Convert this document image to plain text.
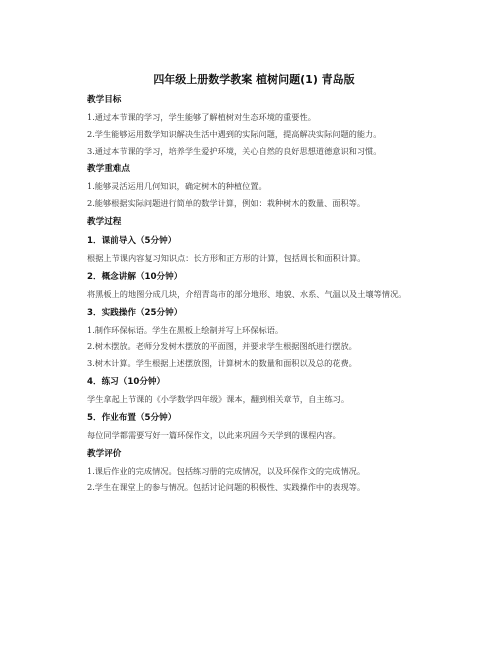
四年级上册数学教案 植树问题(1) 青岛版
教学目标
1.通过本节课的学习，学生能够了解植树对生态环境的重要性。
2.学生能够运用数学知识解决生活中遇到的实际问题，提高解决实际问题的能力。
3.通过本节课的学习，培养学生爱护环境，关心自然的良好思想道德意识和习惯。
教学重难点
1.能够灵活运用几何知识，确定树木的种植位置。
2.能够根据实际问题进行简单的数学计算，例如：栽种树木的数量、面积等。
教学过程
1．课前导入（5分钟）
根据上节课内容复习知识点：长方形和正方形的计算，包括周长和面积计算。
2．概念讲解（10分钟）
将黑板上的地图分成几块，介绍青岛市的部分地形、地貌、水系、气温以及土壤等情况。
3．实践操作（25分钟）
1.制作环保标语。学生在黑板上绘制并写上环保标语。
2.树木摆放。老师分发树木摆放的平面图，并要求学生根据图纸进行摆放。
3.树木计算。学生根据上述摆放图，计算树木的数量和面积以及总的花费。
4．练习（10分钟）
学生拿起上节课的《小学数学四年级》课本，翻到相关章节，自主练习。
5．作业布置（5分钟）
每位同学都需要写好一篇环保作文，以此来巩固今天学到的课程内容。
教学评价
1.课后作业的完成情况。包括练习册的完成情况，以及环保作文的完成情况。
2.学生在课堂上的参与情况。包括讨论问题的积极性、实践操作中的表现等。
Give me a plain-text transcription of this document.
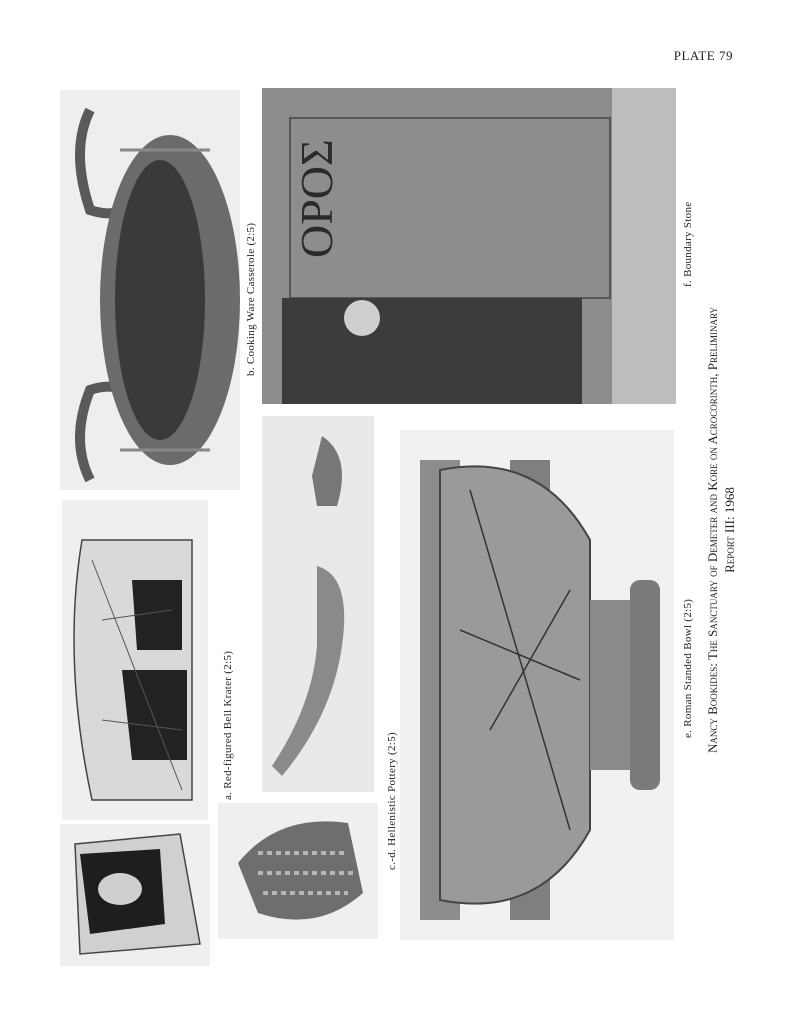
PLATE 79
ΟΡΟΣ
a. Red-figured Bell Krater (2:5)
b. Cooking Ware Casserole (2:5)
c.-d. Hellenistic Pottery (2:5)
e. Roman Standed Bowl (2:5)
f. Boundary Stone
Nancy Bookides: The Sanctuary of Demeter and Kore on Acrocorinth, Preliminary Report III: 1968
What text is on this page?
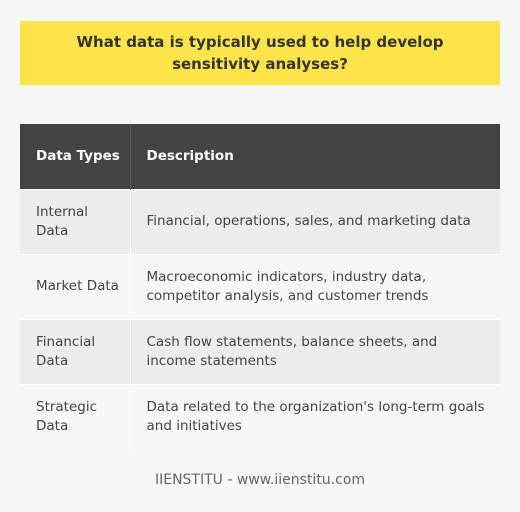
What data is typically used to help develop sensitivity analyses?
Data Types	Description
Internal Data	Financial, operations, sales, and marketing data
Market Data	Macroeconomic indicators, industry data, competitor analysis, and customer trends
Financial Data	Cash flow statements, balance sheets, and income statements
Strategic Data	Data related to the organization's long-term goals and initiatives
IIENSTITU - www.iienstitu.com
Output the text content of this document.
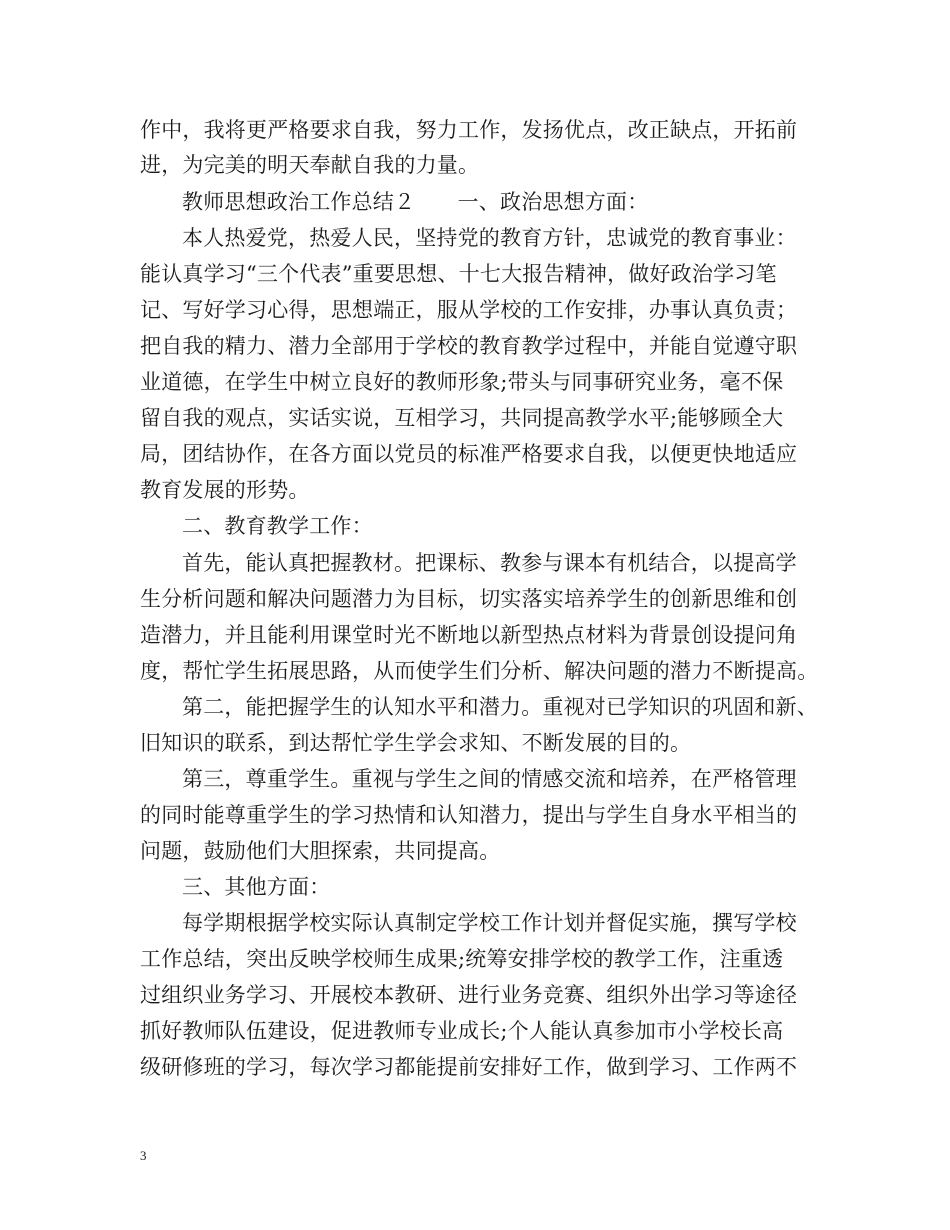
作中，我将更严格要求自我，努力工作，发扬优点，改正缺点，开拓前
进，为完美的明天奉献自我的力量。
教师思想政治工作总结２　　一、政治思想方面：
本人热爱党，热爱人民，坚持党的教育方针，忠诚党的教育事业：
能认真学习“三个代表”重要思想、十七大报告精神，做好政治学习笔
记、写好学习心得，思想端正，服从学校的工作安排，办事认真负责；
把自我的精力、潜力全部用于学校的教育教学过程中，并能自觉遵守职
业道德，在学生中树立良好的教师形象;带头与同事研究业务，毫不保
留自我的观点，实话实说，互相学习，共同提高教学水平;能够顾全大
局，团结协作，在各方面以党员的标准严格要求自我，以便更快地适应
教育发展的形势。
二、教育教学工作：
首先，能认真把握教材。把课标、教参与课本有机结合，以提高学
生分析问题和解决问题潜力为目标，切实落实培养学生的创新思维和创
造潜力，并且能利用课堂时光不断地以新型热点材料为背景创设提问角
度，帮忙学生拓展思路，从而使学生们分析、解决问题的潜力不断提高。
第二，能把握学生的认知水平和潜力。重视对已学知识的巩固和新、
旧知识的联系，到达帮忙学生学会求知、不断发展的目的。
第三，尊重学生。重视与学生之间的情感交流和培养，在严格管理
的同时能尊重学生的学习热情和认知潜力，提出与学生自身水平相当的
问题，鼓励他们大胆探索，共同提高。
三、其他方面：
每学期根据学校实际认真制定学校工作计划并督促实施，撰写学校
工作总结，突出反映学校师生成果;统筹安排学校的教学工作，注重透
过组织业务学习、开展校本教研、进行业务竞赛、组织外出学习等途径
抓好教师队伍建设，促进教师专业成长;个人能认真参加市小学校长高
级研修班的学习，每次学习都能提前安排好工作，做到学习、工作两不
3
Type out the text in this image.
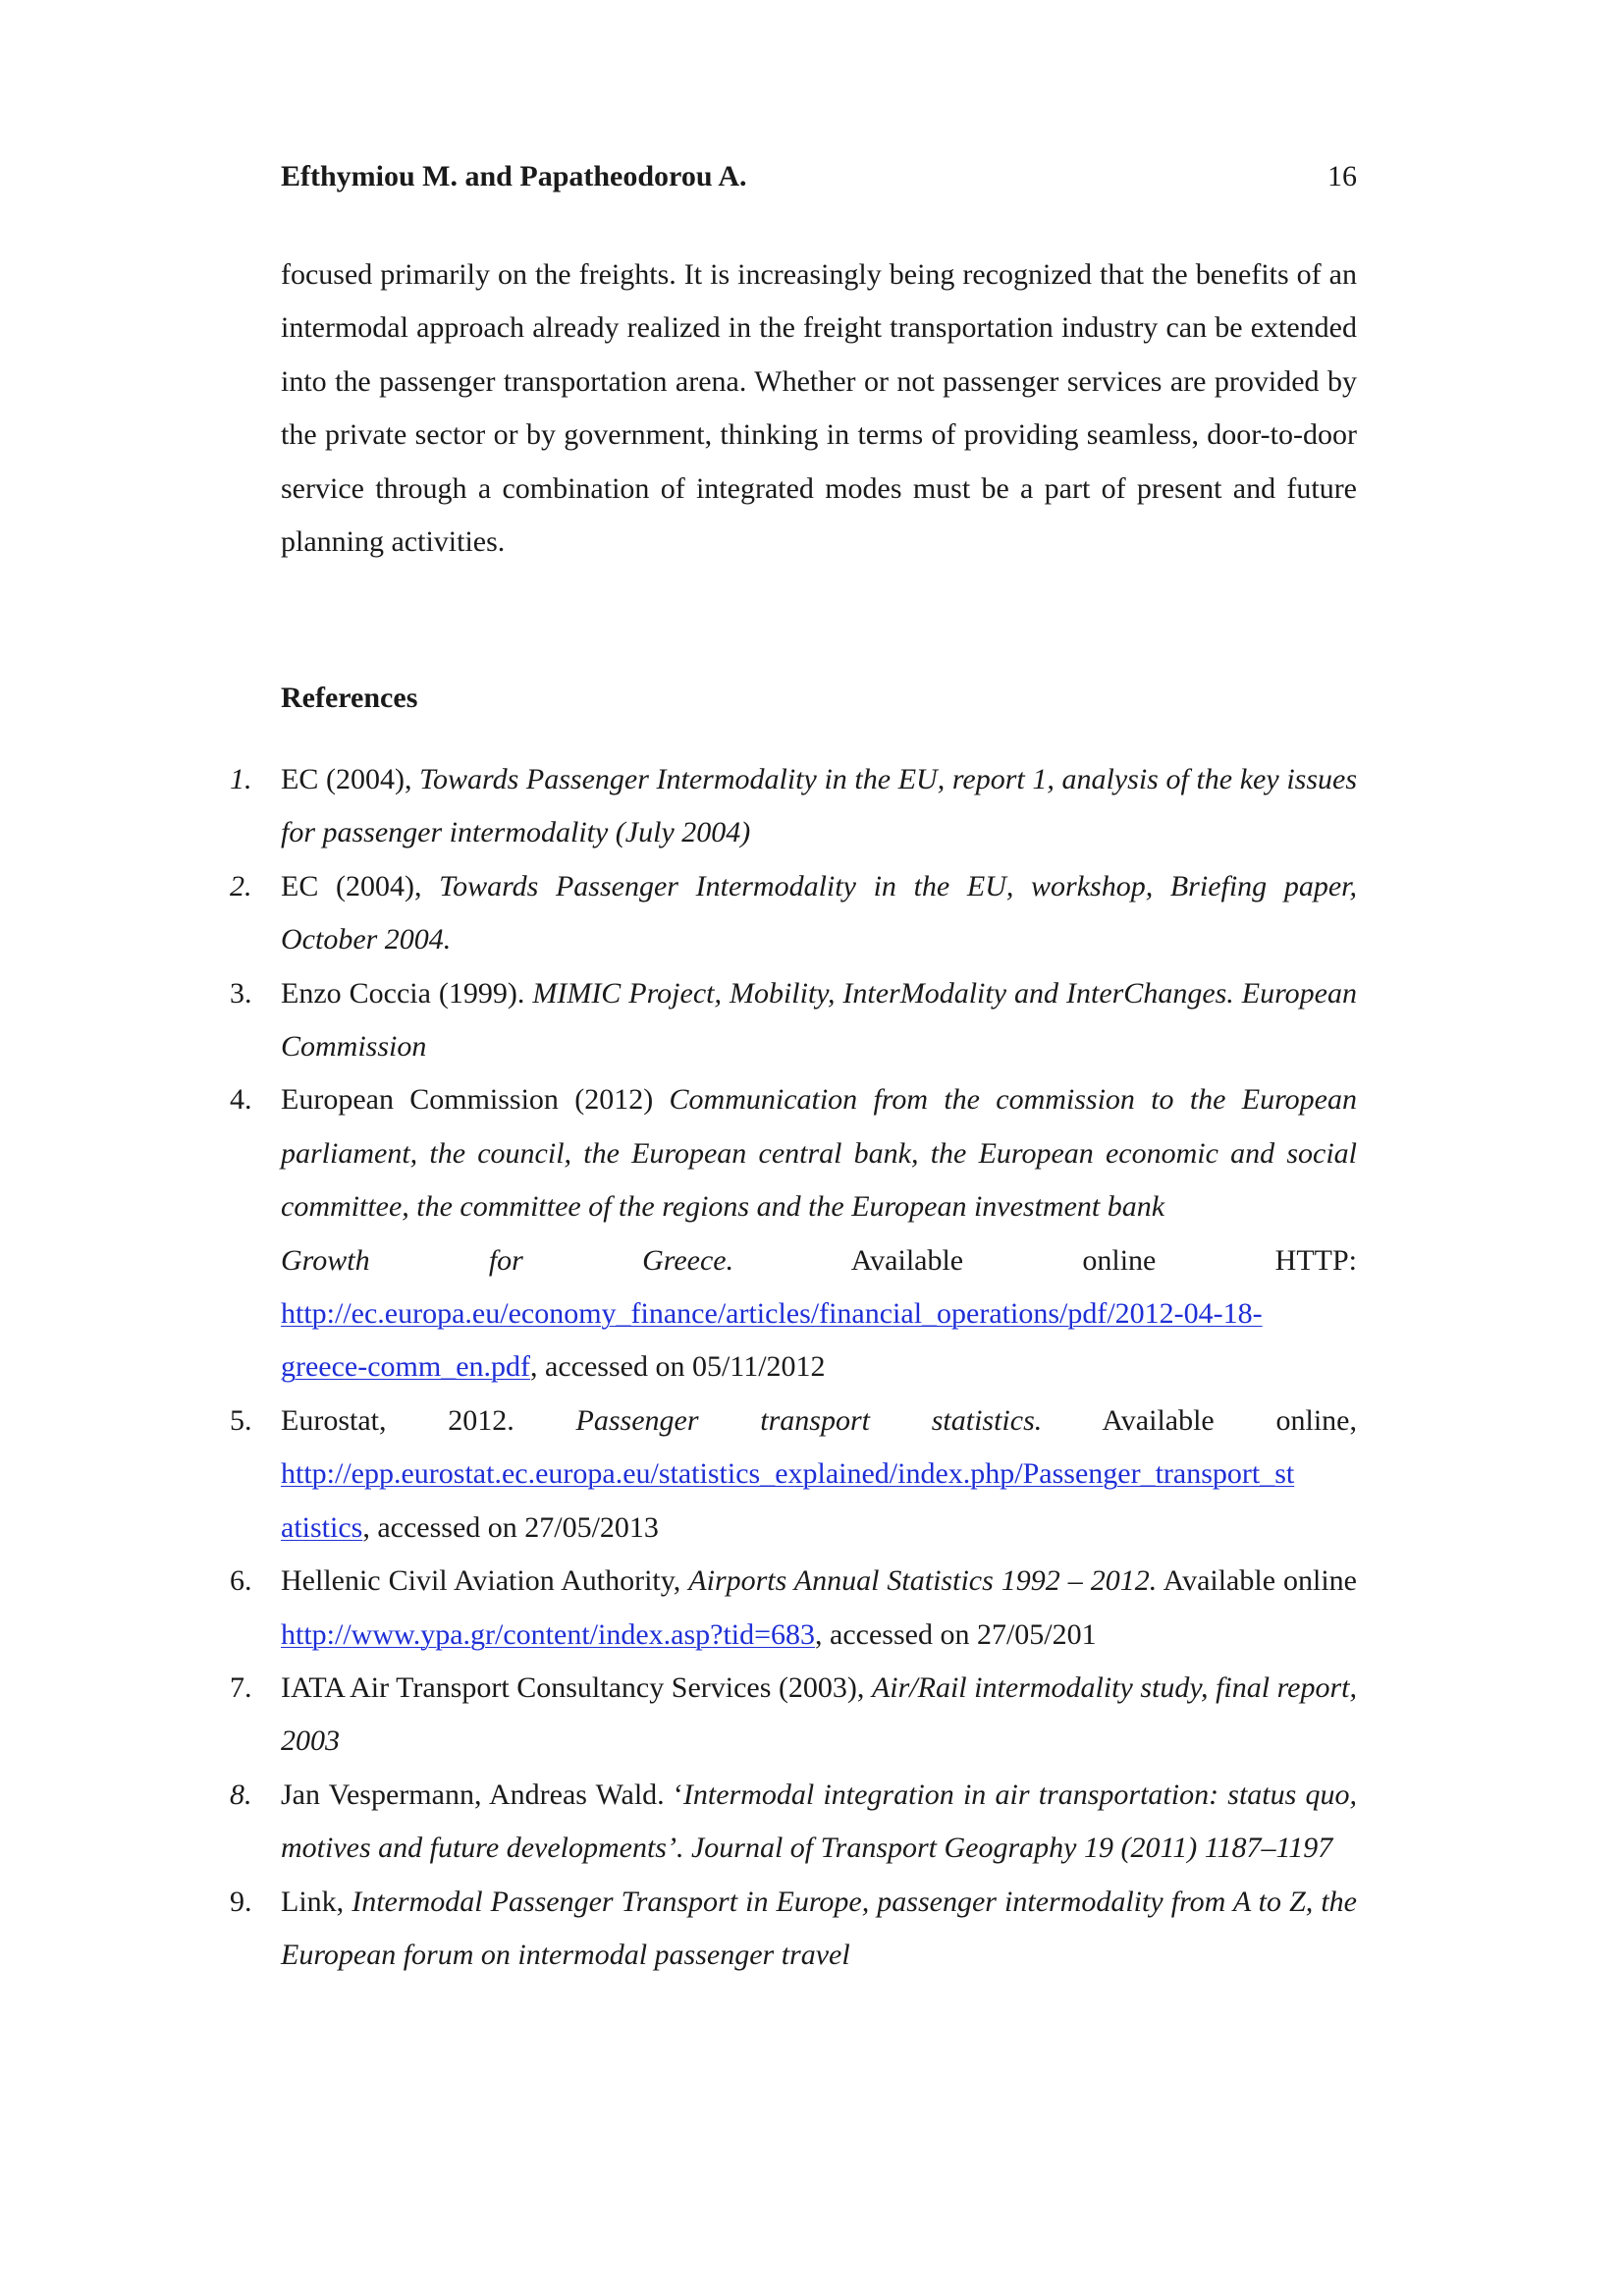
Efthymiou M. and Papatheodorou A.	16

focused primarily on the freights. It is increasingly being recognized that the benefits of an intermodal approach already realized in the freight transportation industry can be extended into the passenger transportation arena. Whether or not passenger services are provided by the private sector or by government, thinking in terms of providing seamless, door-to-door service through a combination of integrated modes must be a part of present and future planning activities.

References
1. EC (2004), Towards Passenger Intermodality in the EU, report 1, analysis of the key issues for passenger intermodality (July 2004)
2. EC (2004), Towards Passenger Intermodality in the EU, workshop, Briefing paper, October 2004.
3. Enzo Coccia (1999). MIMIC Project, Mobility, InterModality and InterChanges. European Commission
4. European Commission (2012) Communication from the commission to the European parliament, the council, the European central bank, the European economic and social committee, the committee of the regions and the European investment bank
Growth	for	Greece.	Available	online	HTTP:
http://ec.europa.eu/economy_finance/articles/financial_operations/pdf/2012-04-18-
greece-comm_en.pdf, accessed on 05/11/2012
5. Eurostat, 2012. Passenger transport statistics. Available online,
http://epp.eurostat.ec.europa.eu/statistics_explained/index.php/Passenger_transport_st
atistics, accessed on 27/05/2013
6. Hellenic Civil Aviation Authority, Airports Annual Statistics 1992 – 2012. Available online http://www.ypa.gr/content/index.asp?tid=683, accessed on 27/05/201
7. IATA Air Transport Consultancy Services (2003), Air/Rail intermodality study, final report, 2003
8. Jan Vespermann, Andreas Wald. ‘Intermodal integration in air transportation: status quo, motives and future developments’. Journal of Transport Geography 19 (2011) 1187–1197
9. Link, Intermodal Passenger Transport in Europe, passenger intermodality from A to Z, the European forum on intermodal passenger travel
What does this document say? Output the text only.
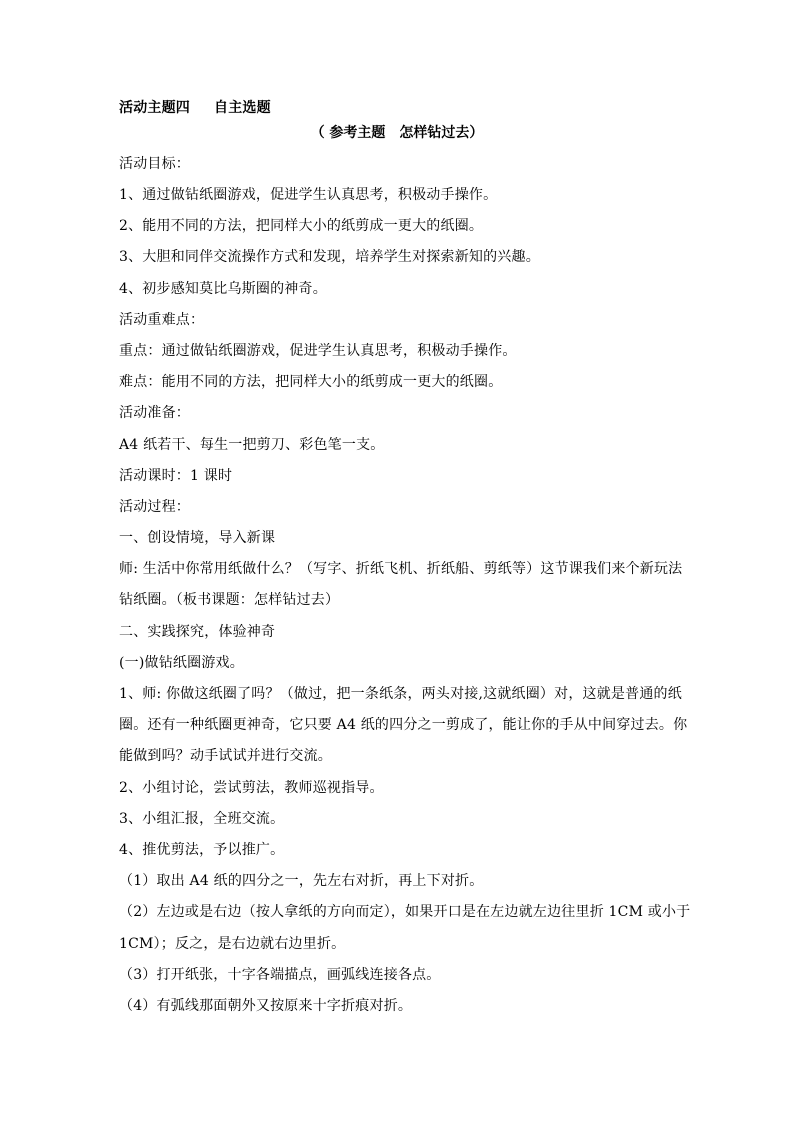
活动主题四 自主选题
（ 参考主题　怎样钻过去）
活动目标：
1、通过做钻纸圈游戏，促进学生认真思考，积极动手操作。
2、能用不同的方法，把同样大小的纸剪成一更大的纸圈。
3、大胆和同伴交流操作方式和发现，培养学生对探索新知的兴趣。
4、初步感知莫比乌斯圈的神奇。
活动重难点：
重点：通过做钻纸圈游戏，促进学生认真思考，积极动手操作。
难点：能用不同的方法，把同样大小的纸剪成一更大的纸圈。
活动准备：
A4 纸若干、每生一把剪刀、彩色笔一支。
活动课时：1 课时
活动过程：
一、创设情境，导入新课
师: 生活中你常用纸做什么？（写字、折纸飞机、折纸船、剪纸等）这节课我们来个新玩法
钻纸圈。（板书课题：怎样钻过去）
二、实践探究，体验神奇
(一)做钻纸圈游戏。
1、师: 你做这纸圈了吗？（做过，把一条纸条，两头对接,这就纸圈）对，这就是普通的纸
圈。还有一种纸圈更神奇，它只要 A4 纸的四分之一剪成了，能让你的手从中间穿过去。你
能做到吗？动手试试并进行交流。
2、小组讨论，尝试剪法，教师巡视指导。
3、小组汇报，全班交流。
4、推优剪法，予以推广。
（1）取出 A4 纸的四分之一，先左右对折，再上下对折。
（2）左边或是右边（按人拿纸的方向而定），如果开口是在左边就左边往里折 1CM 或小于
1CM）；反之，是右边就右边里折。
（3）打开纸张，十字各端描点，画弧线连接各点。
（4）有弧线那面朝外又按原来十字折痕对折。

YOUR TASK:
Look through the data above. Copy every line with the string "document" in it.

WRITTEN RESPONSE:
Convert this document image to plain text.
Give me a plain-text transcription of this document.
Output the text content of this document.
What does this document say? Output the text only.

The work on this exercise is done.